_Goal_
Copy out all the data, word for word.

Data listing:
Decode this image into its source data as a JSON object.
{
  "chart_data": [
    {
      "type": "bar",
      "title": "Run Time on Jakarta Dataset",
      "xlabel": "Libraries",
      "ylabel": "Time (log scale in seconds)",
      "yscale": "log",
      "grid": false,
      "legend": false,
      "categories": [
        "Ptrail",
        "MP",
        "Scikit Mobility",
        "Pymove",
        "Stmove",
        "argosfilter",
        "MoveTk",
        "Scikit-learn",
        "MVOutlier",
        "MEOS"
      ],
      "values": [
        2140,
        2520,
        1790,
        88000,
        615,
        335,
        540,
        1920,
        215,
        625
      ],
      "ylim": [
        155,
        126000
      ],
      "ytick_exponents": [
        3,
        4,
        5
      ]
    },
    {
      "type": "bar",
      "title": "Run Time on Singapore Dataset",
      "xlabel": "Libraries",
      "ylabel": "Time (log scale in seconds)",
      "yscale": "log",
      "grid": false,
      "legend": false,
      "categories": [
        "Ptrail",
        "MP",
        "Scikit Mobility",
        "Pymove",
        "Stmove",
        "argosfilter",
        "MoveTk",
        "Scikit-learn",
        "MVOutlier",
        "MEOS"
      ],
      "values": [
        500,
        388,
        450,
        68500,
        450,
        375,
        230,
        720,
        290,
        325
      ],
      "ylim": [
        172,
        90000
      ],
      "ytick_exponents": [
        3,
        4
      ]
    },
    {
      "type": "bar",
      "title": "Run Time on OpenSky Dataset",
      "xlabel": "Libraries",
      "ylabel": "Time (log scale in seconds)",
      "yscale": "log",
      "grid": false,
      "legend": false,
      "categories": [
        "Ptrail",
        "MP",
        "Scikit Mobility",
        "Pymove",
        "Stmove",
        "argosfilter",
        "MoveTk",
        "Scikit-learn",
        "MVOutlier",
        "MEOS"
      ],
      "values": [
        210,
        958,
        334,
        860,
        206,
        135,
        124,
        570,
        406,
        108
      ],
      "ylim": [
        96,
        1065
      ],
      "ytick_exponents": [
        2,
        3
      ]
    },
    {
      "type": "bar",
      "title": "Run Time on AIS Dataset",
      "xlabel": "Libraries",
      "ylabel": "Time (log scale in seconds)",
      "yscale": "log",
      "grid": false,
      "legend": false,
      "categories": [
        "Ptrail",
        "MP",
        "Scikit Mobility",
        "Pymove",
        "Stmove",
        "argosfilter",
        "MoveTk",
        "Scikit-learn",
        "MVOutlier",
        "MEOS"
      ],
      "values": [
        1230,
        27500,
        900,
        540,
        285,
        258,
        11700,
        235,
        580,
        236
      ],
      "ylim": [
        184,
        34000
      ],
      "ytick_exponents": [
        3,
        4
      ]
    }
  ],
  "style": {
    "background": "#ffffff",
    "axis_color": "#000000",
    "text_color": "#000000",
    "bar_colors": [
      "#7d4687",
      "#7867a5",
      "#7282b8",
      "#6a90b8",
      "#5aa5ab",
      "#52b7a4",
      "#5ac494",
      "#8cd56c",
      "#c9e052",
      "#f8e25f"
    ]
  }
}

_Task answer_
Decode this image into its source data as a JSON object.
{
  "chart_data": [
    {
      "type": "bar",
      "title": "Run Time on Jakarta Dataset",
      "xlabel": "Libraries",
      "ylabel": "Time (log scale in seconds)",
      "yscale": "log",
      "grid": false,
      "legend": false,
      "categories": [
        "Ptrail",
        "MP",
        "Scikit Mobility",
        "Pymove",
        "Stmove",
        "argosfilter",
        "MoveTk",
        "Scikit-learn",
        "MVOutlier",
        "MEOS"
      ],
      "values": [
        2140,
        2520,
        1790,
        88000,
        615,
        335,
        540,
        1920,
        215,
        625
      ],
      "ylim": [
        155,
        126000
      ],
      "ytick_exponents": [
        3,
        4,
        5
      ]
    },
    {
      "type": "bar",
      "title": "Run Time on Singapore Dataset",
      "xlabel": "Libraries",
      "ylabel": "Time (log scale in seconds)",
      "yscale": "log",
      "grid": false,
      "legend": false,
      "categories": [
        "Ptrail",
        "MP",
        "Scikit Mobility",
        "Pymove",
        "Stmove",
        "argosfilter",
        "MoveTk",
        "Scikit-learn",
        "MVOutlier",
        "MEOS"
      ],
      "values": [
        500,
        388,
        450,
        68500,
        450,
        375,
        230,
        720,
        290,
        325
      ],
      "ylim": [
        172,
        90000
      ],
      "ytick_exponents": [
        3,
        4
      ]
    },
    {
      "type": "bar",
      "title": "Run Time on OpenSky Dataset",
      "xlabel": "Libraries",
      "ylabel": "Time (log scale in seconds)",
      "yscale": "log",
      "grid": false,
      "legend": false,
      "categories": [
        "Ptrail",
        "MP",
        "Scikit Mobility",
        "Pymove",
        "Stmove",
        "argosfilter",
        "MoveTk",
        "Scikit-learn",
        "MVOutlier",
        "MEOS"
      ],
      "values": [
        210,
        958,
        334,
        860,
        206,
        135,
        124,
        570,
        406,
        108
      ],
      "ylim": [
        96,
        1065
      ],
      "ytick_exponents": [
        2,
        3
      ]
    },
    {
      "type": "bar",
      "title": "Run Time on AIS Dataset",
      "xlabel": "Libraries",
      "ylabel": "Time (log scale in seconds)",
      "yscale": "log",
      "grid": false,
      "legend": false,
      "categories": [
        "Ptrail",
        "MP",
        "Scikit Mobility",
        "Pymove",
        "Stmove",
        "argosfilter",
        "MoveTk",
        "Scikit-learn",
        "MVOutlier",
        "MEOS"
      ],
      "values": [
        1230,
        27500,
        900,
        540,
        285,
        258,
        11700,
        235,
        580,
        236
      ],
      "ylim": [
        184,
        34000
      ],
      "ytick_exponents": [
        3,
        4
      ]
    }
  ],
  "style": {
    "background": "#ffffff",
    "axis_color": "#000000",
    "text_color": "#000000",
    "bar_colors": [
      "#7d4687",
      "#7867a5",
      "#7282b8",
      "#6a90b8",
      "#5aa5ab",
      "#52b7a4",
      "#5ac494",
      "#8cd56c",
      "#c9e052",
      "#f8e25f"
    ]
  }
}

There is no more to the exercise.